### Aim of the task
Retype the records that come next, word for word.

### Material supplied
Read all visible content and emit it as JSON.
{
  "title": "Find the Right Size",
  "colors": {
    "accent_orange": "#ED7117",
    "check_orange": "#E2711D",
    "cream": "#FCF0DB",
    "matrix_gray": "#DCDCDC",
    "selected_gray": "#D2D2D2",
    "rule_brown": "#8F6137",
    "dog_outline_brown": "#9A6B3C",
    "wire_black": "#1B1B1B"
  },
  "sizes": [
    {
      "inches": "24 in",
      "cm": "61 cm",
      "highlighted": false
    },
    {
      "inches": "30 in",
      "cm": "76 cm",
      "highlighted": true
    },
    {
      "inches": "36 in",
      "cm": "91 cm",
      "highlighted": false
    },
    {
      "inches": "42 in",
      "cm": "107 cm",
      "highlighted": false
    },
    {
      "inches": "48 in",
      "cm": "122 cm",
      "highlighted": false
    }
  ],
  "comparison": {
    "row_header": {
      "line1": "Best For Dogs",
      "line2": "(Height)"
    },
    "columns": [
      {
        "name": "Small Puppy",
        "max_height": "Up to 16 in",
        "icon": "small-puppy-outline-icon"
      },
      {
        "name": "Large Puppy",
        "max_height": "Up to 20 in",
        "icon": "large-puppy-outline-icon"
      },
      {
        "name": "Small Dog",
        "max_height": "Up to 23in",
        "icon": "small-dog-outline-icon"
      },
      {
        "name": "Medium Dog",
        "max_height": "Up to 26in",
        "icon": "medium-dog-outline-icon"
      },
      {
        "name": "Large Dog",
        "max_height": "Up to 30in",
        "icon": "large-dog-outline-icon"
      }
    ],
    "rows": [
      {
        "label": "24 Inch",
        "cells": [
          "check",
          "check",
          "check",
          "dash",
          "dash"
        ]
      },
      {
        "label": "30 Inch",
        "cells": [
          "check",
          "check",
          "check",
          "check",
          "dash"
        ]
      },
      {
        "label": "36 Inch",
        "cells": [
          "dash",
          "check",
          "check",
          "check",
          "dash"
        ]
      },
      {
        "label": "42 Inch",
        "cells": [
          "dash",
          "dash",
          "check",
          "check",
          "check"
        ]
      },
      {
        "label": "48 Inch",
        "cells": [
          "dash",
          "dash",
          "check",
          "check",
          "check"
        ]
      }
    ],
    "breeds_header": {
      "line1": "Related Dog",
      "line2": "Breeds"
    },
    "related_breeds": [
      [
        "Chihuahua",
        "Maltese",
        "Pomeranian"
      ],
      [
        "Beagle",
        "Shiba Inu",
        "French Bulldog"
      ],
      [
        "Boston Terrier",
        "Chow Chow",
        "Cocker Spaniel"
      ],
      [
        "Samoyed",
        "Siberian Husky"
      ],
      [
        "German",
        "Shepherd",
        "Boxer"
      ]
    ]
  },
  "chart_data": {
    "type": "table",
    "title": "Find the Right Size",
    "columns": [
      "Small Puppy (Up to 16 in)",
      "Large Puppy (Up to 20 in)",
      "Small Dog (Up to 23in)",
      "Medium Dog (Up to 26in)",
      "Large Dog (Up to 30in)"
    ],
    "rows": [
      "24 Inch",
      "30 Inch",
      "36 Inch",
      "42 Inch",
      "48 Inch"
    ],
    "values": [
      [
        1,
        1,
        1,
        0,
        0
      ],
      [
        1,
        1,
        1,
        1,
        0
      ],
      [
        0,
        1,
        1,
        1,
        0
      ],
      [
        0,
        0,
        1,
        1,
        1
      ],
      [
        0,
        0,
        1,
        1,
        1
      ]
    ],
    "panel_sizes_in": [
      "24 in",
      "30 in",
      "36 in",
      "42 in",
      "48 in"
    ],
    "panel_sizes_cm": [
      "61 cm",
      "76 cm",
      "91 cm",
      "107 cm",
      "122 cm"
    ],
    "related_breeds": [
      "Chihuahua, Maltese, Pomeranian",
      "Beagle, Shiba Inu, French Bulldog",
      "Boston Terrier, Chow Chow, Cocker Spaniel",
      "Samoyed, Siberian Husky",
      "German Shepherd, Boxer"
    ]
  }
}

### Expected answer
Read all visible content and emit it as JSON.
{
  "title": "Find the Right Size",
  "colors": {
    "accent_orange": "#ED7117",
    "check_orange": "#E2711D",
    "cream": "#FCF0DB",
    "matrix_gray": "#DCDCDC",
    "selected_gray": "#D2D2D2",
    "rule_brown": "#8F6137",
    "dog_outline_brown": "#9A6B3C",
    "wire_black": "#1B1B1B"
  },
  "sizes": [
    {
      "inches": "24 in",
      "cm": "61 cm",
      "highlighted": false
    },
    {
      "inches": "30 in",
      "cm": "76 cm",
      "highlighted": true
    },
    {
      "inches": "36 in",
      "cm": "91 cm",
      "highlighted": false
    },
    {
      "inches": "42 in",
      "cm": "107 cm",
      "highlighted": false
    },
    {
      "inches": "48 in",
      "cm": "122 cm",
      "highlighted": false
    }
  ],
  "comparison": {
    "row_header": {
      "line1": "Best For Dogs",
      "line2": "(Height)"
    },
    "columns": [
      {
        "name": "Small Puppy",
        "max_height": "Up to 16 in",
        "icon": "small-puppy-outline-icon"
      },
      {
        "name": "Large Puppy",
        "max_height": "Up to 20 in",
        "icon": "large-puppy-outline-icon"
      },
      {
        "name": "Small Dog",
        "max_height": "Up to 23in",
        "icon": "small-dog-outline-icon"
      },
      {
        "name": "Medium Dog",
        "max_height": "Up to 26in",
        "icon": "medium-dog-outline-icon"
      },
      {
        "name": "Large Dog",
        "max_height": "Up to 30in",
        "icon": "large-dog-outline-icon"
      }
    ],
    "rows": [
      {
        "label": "24 Inch",
        "cells": [
          "check",
          "check",
          "check",
          "dash",
          "dash"
        ]
      },
      {
        "label": "30 Inch",
        "cells": [
          "check",
          "check",
          "check",
          "check",
          "dash"
        ]
      },
      {
        "label": "36 Inch",
        "cells": [
          "dash",
          "check",
          "check",
          "check",
          "dash"
        ]
      },
      {
        "label": "42 Inch",
        "cells": [
          "dash",
          "dash",
          "check",
          "check",
          "check"
        ]
      },
      {
        "label": "48 Inch",
        "cells": [
          "dash",
          "dash",
          "check",
          "check",
          "check"
        ]
      }
    ],
    "breeds_header": {
      "line1": "Related Dog",
      "line2": "Breeds"
    },
    "related_breeds": [
      [
        "Chihuahua",
        "Maltese",
        "Pomeranian"
      ],
      [
        "Beagle",
        "Shiba Inu",
        "French Bulldog"
      ],
      [
        "Boston Terrier",
        "Chow Chow",
        "Cocker Spaniel"
      ],
      [
        "Samoyed",
        "Siberian Husky"
      ],
      [
        "German",
        "Shepherd",
        "Boxer"
      ]
    ]
  },
  "chart_data": {
    "type": "table",
    "title": "Find the Right Size",
    "columns": [
      "Small Puppy (Up to 16 in)",
      "Large Puppy (Up to 20 in)",
      "Small Dog (Up to 23in)",
      "Medium Dog (Up to 26in)",
      "Large Dog (Up to 30in)"
    ],
    "rows": [
      "24 Inch",
      "30 Inch",
      "36 Inch",
      "42 Inch",
      "48 Inch"
    ],
    "values": [
      [
        1,
        1,
        1,
        0,
        0
      ],
      [
        1,
        1,
        1,
        1,
        0
      ],
      [
        0,
        1,
        1,
        1,
        0
      ],
      [
        0,
        0,
        1,
        1,
        1
      ],
      [
        0,
        0,
        1,
        1,
        1
      ]
    ],
    "panel_sizes_in": [
      "24 in",
      "30 in",
      "36 in",
      "42 in",
      "48 in"
    ],
    "panel_sizes_cm": [
      "61 cm",
      "76 cm",
      "91 cm",
      "107 cm",
      "122 cm"
    ],
    "related_breeds": [
      "Chihuahua, Maltese, Pomeranian",
      "Beagle, Shiba Inu, French Bulldog",
      "Boston Terrier, Chow Chow, Cocker Spaniel",
      "Samoyed, Siberian Husky",
      "German Shepherd, Boxer"
    ]
  }
}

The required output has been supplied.